Exercise: Present the data once more in exactly its original form.

* START Material for this exercise *

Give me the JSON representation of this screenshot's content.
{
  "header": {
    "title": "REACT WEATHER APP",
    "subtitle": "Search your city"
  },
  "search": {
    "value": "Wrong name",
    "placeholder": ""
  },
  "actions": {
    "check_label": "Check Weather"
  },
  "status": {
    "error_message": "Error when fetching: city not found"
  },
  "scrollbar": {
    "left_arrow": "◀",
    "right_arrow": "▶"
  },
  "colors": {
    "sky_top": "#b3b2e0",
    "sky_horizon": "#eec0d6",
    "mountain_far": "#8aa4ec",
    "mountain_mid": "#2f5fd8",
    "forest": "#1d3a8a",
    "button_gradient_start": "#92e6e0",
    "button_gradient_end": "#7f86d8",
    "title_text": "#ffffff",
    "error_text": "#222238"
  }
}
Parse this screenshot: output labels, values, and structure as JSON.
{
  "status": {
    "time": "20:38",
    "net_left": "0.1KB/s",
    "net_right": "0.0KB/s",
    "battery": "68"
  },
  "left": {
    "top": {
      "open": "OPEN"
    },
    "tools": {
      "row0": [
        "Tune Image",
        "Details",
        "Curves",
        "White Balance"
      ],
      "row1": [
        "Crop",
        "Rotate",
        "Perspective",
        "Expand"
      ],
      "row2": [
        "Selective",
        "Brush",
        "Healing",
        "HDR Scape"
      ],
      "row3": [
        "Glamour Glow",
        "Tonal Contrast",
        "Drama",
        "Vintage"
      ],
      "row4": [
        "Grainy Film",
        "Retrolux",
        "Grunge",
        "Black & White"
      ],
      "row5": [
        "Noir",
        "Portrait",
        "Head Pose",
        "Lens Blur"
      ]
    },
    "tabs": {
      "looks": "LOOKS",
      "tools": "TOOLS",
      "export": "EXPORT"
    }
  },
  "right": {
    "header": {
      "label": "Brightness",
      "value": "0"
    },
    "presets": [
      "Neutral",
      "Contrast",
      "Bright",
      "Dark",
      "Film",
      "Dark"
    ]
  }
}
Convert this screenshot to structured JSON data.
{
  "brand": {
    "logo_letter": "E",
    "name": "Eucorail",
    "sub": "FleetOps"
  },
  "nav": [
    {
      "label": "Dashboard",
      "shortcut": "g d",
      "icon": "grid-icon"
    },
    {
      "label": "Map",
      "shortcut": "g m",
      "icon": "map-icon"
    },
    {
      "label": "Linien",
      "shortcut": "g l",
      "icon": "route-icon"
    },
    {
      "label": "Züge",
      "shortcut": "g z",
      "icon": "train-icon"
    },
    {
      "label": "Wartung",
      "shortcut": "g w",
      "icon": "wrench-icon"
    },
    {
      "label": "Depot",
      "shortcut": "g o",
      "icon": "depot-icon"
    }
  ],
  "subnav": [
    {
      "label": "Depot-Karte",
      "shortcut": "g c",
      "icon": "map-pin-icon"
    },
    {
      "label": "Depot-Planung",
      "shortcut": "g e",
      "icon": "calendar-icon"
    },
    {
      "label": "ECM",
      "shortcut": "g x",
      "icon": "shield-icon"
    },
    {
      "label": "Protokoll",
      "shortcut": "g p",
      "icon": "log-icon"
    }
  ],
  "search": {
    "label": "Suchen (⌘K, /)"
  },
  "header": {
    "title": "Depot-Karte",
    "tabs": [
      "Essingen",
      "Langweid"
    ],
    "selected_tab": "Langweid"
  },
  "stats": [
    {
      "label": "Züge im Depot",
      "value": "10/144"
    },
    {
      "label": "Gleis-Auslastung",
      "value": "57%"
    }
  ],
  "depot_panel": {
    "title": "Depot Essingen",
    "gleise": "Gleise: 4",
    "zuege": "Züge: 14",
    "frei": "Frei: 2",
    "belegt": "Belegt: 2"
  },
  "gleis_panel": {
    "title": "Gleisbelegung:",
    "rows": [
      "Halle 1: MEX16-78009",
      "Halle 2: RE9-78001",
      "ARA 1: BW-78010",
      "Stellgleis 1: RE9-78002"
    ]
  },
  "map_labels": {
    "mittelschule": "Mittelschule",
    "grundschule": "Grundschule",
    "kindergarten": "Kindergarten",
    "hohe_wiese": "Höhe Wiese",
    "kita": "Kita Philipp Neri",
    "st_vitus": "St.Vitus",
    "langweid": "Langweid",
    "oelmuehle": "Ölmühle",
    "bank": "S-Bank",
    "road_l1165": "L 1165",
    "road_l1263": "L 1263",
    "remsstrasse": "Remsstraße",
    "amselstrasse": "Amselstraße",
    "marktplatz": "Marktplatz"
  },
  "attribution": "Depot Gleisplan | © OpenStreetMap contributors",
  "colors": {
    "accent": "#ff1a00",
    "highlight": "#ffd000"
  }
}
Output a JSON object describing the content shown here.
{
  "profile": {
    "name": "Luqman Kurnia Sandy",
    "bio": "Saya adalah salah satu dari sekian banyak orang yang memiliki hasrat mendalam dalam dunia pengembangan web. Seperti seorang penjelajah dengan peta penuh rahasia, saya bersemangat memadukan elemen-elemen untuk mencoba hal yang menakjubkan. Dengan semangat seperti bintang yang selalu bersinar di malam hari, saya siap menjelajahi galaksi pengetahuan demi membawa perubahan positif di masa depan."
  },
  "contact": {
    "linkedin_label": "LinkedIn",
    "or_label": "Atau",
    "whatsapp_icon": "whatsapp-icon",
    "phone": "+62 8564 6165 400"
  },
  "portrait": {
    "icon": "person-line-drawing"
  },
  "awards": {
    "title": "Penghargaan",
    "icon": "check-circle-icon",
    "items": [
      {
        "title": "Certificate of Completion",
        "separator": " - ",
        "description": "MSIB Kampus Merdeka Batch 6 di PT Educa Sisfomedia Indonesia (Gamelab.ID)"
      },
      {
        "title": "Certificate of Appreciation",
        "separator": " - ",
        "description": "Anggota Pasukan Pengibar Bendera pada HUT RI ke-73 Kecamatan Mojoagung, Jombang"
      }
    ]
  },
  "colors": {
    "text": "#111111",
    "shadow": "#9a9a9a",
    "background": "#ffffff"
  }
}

* END Material for this exercise *

Exercise answer:
Give me the JSON representation of this screenshot's content.
{
  "header": {
    "title": "REACT WEATHER APP",
    "subtitle": "Search your city"
  },
  "search": {
    "value": "Wrong name",
    "placeholder": ""
  },
  "actions": {
    "check_label": "Check Weather"
  },
  "status": {
    "error_message": "Error when fetching: city not found"
  },
  "scrollbar": {
    "left_arrow": "◀",
    "right_arrow": "▶"
  },
  "colors": {
    "sky_top": "#b3b2e0",
    "sky_horizon": "#eec0d6",
    "mountain_far": "#8aa4ec",
    "mountain_mid": "#2f5fd8",
    "forest": "#1d3a8a",
    "button_gradient_start": "#92e6e0",
    "button_gradient_end": "#7f86d8",
    "title_text": "#ffffff",
    "error_text": "#222238"
  }
}
Parse this screenshot: output labels, values, and structure as JSON.
{
  "status": {
    "time": "20:38",
    "net_left": "0.1KB/s",
    "net_right": "0.0KB/s",
    "battery": "68"
  },
  "left": {
    "top": {
      "open": "OPEN"
    },
    "tools": {
      "row0": [
        "Tune Image",
        "Details",
        "Curves",
        "White Balance"
      ],
      "row1": [
        "Crop",
        "Rotate",
        "Perspective",
        "Expand"
      ],
      "row2": [
        "Selective",
        "Brush",
        "Healing",
        "HDR Scape"
      ],
      "row3": [
        "Glamour Glow",
        "Tonal Contrast",
        "Drama",
        "Vintage"
      ],
      "row4": [
        "Grainy Film",
        "Retrolux",
        "Grunge",
        "Black & White"
      ],
      "row5": [
        "Noir",
        "Portrait",
        "Head Pose",
        "Lens Blur"
      ]
    },
    "tabs": {
      "looks": "LOOKS",
      "tools": "TOOLS",
      "export": "EXPORT"
    }
  },
  "right": {
    "header": {
      "label": "Brightness",
      "value": "0"
    },
    "presets": [
      "Neutral",
      "Contrast",
      "Bright",
      "Dark",
      "Film",
      "Dark"
    ]
  }
}
Convert this screenshot to structured JSON data.
{
  "brand": {
    "logo_letter": "E",
    "name": "Eucorail",
    "sub": "FleetOps"
  },
  "nav": [
    {
      "label": "Dashboard",
      "shortcut": "g d",
      "icon": "grid-icon"
    },
    {
      "label": "Map",
      "shortcut": "g m",
      "icon": "map-icon"
    },
    {
      "label": "Linien",
      "shortcut": "g l",
      "icon": "route-icon"
    },
    {
      "label": "Züge",
      "shortcut": "g z",
      "icon": "train-icon"
    },
    {
      "label": "Wartung",
      "shortcut": "g w",
      "icon": "wrench-icon"
    },
    {
      "label": "Depot",
      "shortcut": "g o",
      "icon": "depot-icon"
    }
  ],
  "subnav": [
    {
      "label": "Depot-Karte",
      "shortcut": "g c",
      "icon": "map-pin-icon"
    },
    {
      "label": "Depot-Planung",
      "shortcut": "g e",
      "icon": "calendar-icon"
    },
    {
      "label": "ECM",
      "shortcut": "g x",
      "icon": "shield-icon"
    },
    {
      "label": "Protokoll",
      "shortcut": "g p",
      "icon": "log-icon"
    }
  ],
  "search": {
    "label": "Suchen (⌘K, /)"
  },
  "header": {
    "title": "Depot-Karte",
    "tabs": [
      "Essingen",
      "Langweid"
    ],
    "selected_tab": "Langweid"
  },
  "stats": [
    {
      "label": "Züge im Depot",
      "value": "10/144"
    },
    {
      "label": "Gleis-Auslastung",
      "value": "57%"
    }
  ],
  "depot_panel": {
    "title": "Depot Essingen",
    "gleise": "Gleise: 4",
    "zuege": "Züge: 14",
    "frei": "Frei: 2",
    "belegt": "Belegt: 2"
  },
  "gleis_panel": {
    "title": "Gleisbelegung:",
    "rows": [
      "Halle 1: MEX16-78009",
      "Halle 2: RE9-78001",
      "ARA 1: BW-78010",
      "Stellgleis 1: RE9-78002"
    ]
  },
  "map_labels": {
    "mittelschule": "Mittelschule",
    "grundschule": "Grundschule",
    "kindergarten": "Kindergarten",
    "hohe_wiese": "Höhe Wiese",
    "kita": "Kita Philipp Neri",
    "st_vitus": "St.Vitus",
    "langweid": "Langweid",
    "oelmuehle": "Ölmühle",
    "bank": "S-Bank",
    "road_l1165": "L 1165",
    "road_l1263": "L 1263",
    "remsstrasse": "Remsstraße",
    "amselstrasse": "Amselstraße",
    "marktplatz": "Marktplatz"
  },
  "attribution": "Depot Gleisplan | © OpenStreetMap contributors",
  "colors": {
    "accent": "#ff1a00",
    "highlight": "#ffd000"
  }
}
Output a JSON object describing the content shown here.
{
  "profile": {
    "name": "Luqman Kurnia Sandy",
    "bio": "Saya adalah salah satu dari sekian banyak orang yang memiliki hasrat mendalam dalam dunia pengembangan web. Seperti seorang penjelajah dengan peta penuh rahasia, saya bersemangat memadukan elemen-elemen untuk mencoba hal yang menakjubkan. Dengan semangat seperti bintang yang selalu bersinar di malam hari, saya siap menjelajahi galaksi pengetahuan demi membawa perubahan positif di masa depan."
  },
  "contact": {
    "linkedin_label": "LinkedIn",
    "or_label": "Atau",
    "whatsapp_icon": "whatsapp-icon",
    "phone": "+62 8564 6165 400"
  },
  "portrait": {
    "icon": "person-line-drawing"
  },
  "awards": {
    "title": "Penghargaan",
    "icon": "check-circle-icon",
    "items": [
      {
        "title": "Certificate of Completion",
        "separator": " - ",
        "description": "MSIB Kampus Merdeka Batch 6 di PT Educa Sisfomedia Indonesia (Gamelab.ID)"
      },
      {
        "title": "Certificate of Appreciation",
        "separator": " - ",
        "description": "Anggota Pasukan Pengibar Bendera pada HUT RI ke-73 Kecamatan Mojoagung, Jombang"
      }
    ]
  },
  "colors": {
    "text": "#111111",
    "shadow": "#9a9a9a",
    "background": "#ffffff"
  }
}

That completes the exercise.